Habe den oben stehenden Quellcode aufgesezt. Doch wenn ich im Terminal (ich arbeite mit MacOSX) zum Beispiel folgenden Befehl eingebe: java OPEN /applications/iTunes.app
bekomme ich immer eine Fehlermeldung.

java.io.IOException: /applications/iTunes.app: cannot execute

kann man mit Java nur .exe files ausführem? Oder gibt es einen Fehler in meinem Code der das Öffnen verhindert?


----------



## Stefan1200 (23. Okt 2003)

Unter MacOS X habe ich mit dem Ausführen von Programmen das gleiche Problem. Mein Programm StartPanel (siehe Homepage) hat das gleiche Problem wie du. Wenn du eine Lösung findest, und du diese nicht hier finden solltest, bitte unbedingt hier in diesem Forum reinschreiben, mich würde das nämlich interessieren, warum dieser Fehler kommt.

====

▸ **AUFGABE**: Zitieren Sie den Forumsauszug über das Starten von Programmen unter MacOS X vollständig und wortgetreu.

Einträge aus einer Sammlung:
====

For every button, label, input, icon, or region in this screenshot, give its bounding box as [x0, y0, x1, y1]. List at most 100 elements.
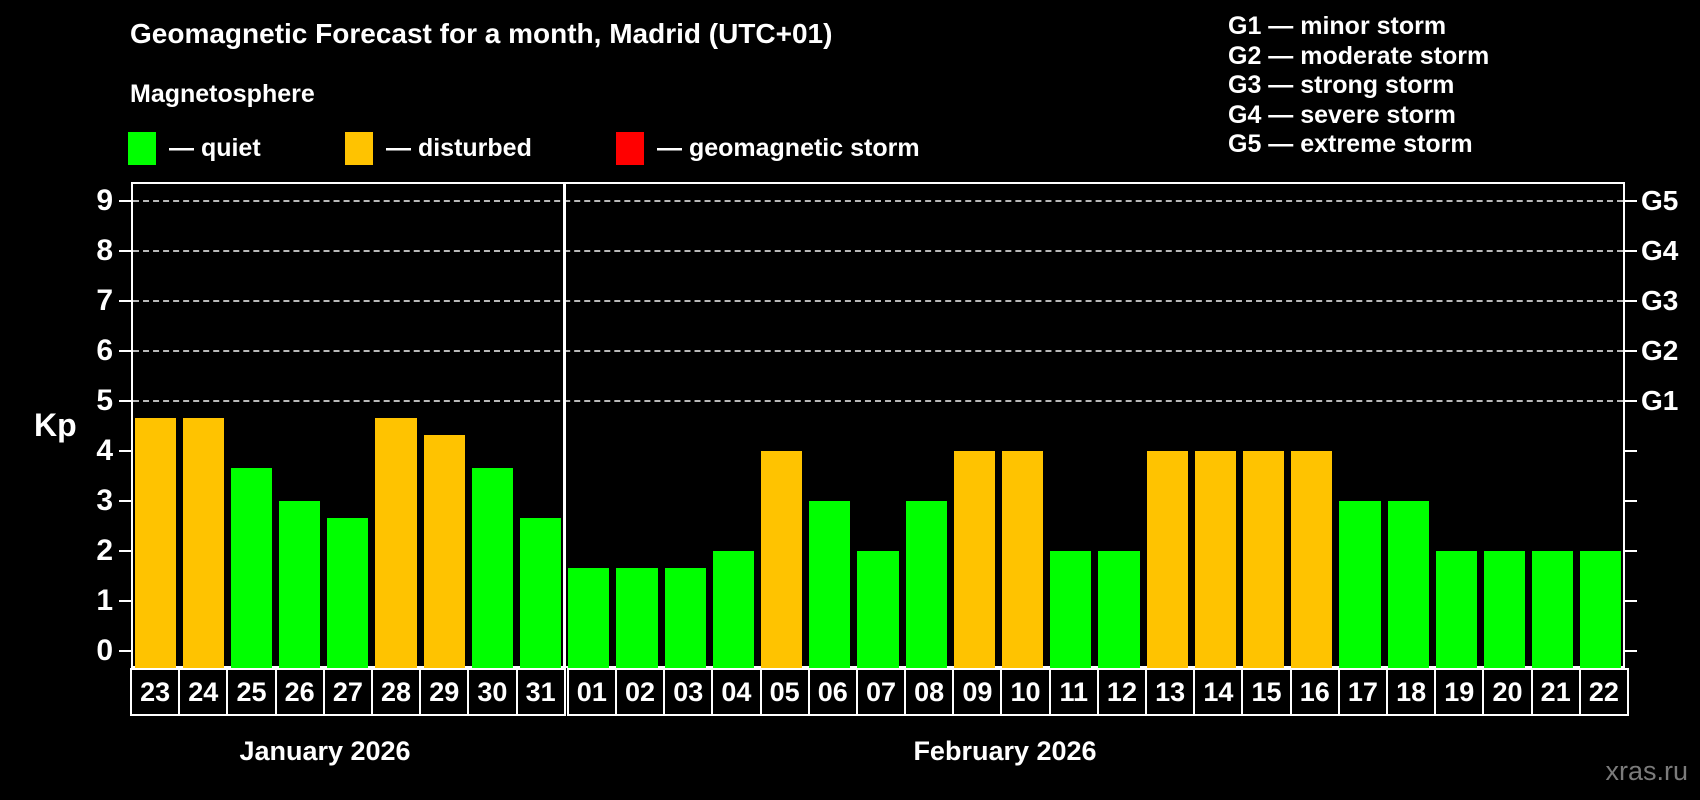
day-label-january-28: 28 [370, 668, 422, 716]
g-axis-label-g1: G1 [1641, 385, 1679, 416]
kp-bar-january-30 [471, 467, 514, 668]
y-tick-left-8 [119, 250, 131, 252]
day-label-february-12: 12 [1096, 668, 1148, 716]
gridline-kp9 [133, 200, 1623, 202]
legend-label-quiet: — quiet [169, 134, 261, 162]
y-axis-label-3: 3 [96, 484, 113, 517]
y-tick-right-0 [1625, 650, 1637, 652]
disturbed-swatch-icon [345, 132, 373, 165]
legend-item-quiet: — quiet [128, 132, 261, 165]
day-label-february-01: 01 [566, 668, 617, 716]
day-label-january-30: 30 [467, 668, 518, 716]
y-tick-left-1 [119, 600, 131, 602]
day-label-february-03: 03 [663, 668, 714, 716]
y-tick-right-4 [1625, 450, 1637, 452]
g-legend-line-1: G1 — minor storm [1228, 12, 1447, 40]
g-legend-line-2: G2 — moderate storm [1228, 41, 1490, 70]
day-label-february-04: 04 [711, 668, 762, 716]
month-label-february: February 2026 [913, 736, 1097, 766]
kp-bar-january-28 [375, 417, 417, 668]
g-axis-label-g3: G3 [1641, 285, 1679, 316]
g-axis-label-g4: G4 [1641, 235, 1679, 266]
y-tick-left-9 [119, 200, 131, 202]
y-tick-left-2 [119, 550, 131, 552]
y-axis-label-8: 8 [96, 234, 113, 267]
kp-bar-january-29 [423, 434, 465, 668]
kp-bar-february-03 [664, 567, 706, 668]
month-separator [563, 182, 567, 668]
day-label-january-26: 26 [274, 668, 325, 716]
kp-bar-february-06 [809, 501, 851, 668]
kp-bar-january-24 [182, 417, 224, 668]
kp-bar-february-02 [616, 567, 658, 668]
y-axis-label-7: 7 [96, 284, 113, 317]
y-axis-label-1: 1 [96, 584, 113, 617]
y-tick-right-8 [1625, 250, 1637, 252]
day-label-february-22: 22 [1578, 668, 1629, 716]
day-label-february-11: 11 [1048, 668, 1099, 716]
kp-bar-february-14 [1194, 451, 1236, 668]
legend-label-geomagnetic-storm: — geomagnetic storm [657, 134, 920, 162]
kp-bar-february-08 [905, 501, 947, 668]
kp-bar-february-20 [1483, 551, 1526, 668]
day-label-february-09: 09 [952, 668, 1003, 716]
day-label-january-25: 25 [226, 668, 277, 716]
kp-bar-february-10 [1001, 451, 1044, 668]
g-legend-line-3: G3 — strong storm [1228, 71, 1455, 100]
day-label-february-13: 13 [1145, 668, 1196, 716]
kp-bar-february-05 [761, 451, 803, 668]
kp-bar-february-11 [1050, 551, 1092, 668]
day-label-february-02: 02 [614, 668, 666, 716]
kp-bar-february-21 [1532, 551, 1574, 668]
y-tick-right-7 [1625, 300, 1637, 302]
y-tick-left-7 [119, 300, 131, 302]
day-label-february-21: 21 [1530, 668, 1581, 716]
g-legend-line-4: G4 — severe storm [1228, 100, 1456, 129]
legend-label-disturbed: — disturbed [386, 134, 532, 162]
day-label-february-16: 16 [1289, 668, 1340, 716]
kp-bar-february-09 [953, 451, 995, 668]
day-label-january-23: 23 [130, 668, 181, 716]
magnetosphere-label: Magnetosphere [130, 80, 315, 108]
gridline-kp8 [133, 250, 1623, 252]
day-label-february-07: 07 [855, 668, 907, 716]
y-axis-label-4: 4 [96, 434, 113, 467]
g-axis-label-g5: G5 [1641, 185, 1679, 216]
y-tick-left-6 [119, 350, 131, 352]
day-label-february-05: 05 [759, 668, 810, 716]
kp-bar-february-16 [1291, 451, 1333, 668]
day-label-february-20: 20 [1482, 668, 1533, 716]
kp-bar-february-07 [857, 551, 899, 668]
legend-item-geomagnetic-storm: — geomagnetic storm [616, 132, 920, 165]
plot-area [131, 182, 1625, 668]
chart-title: Geomagnetic Forecast for a month, Madrid… [130, 18, 833, 49]
kp-bar-january-26 [279, 501, 321, 668]
kp-bar-january-23 [134, 417, 176, 668]
day-label-february-17: 17 [1337, 668, 1389, 716]
y-tick-right-2 [1625, 550, 1637, 552]
day-label-january-31: 31 [515, 668, 566, 716]
kp-bar-february-12 [1098, 551, 1140, 668]
y-axis-label-9: 9 [96, 184, 113, 217]
y-tick-left-5 [119, 400, 131, 402]
day-label-february-18: 18 [1386, 668, 1437, 716]
kp-bar-january-25 [230, 467, 273, 668]
kp-bar-february-13 [1146, 451, 1188, 668]
g-scale-legend: G1 — minor storm G2 — moderate storm G3 — … [1228, 12, 1489, 160]
y-tick-right-5 [1625, 400, 1637, 402]
y-tick-left-4 [119, 450, 131, 452]
y-axis-label-2: 2 [96, 534, 113, 567]
y-axis-label-0: 0 [96, 634, 113, 667]
y-tick-right-6 [1625, 350, 1637, 352]
kp-bar-february-01 [568, 567, 610, 668]
y-axis-label-6: 6 [96, 334, 113, 367]
y-tick-left-0 [119, 650, 131, 652]
y-tick-left-3 [119, 500, 131, 502]
day-label-february-06: 06 [807, 668, 858, 716]
kp-bar-february-22 [1580, 551, 1622, 668]
y-tick-right-9 [1625, 200, 1637, 202]
watermark: xras.ru [1605, 756, 1688, 786]
kp-bar-february-18 [1387, 501, 1429, 668]
g-axis-label-g2: G2 [1641, 335, 1679, 366]
day-label-january-24: 24 [178, 668, 229, 716]
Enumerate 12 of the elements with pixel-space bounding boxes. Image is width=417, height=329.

====

▸ **LÖSUNG**:
Habe den oben stehenden Quellcode aufgesezt. Doch wenn ich im Terminal (ich arbeite mit MacOSX) zum Beispiel folgenden Befehl eingebe: java OPEN /applications/iTunes.app
bekomme ich immer eine Fehlermeldung.

java.io.IOException: /applications/iTunes.app: cannot execute

kann man mit Java nur .exe files ausführem? Oder gibt es einen Fehler in meinem Code der das Öffnen verhindert?


----------



## Stefan1200 (23. Okt 2003)

Unter MacOS X habe ich mit dem Ausführen von Programmen das gleiche Problem. Mein Programm StartPanel (siehe Homepage) hat das gleiche Problem wie du. Wenn du eine Lösung findest, und du diese nicht hier finden solltest, bitte unbedingt hier in diesem Forum reinschreiben, mich würde das nämlich interessieren, warum dieser Fehler kommt.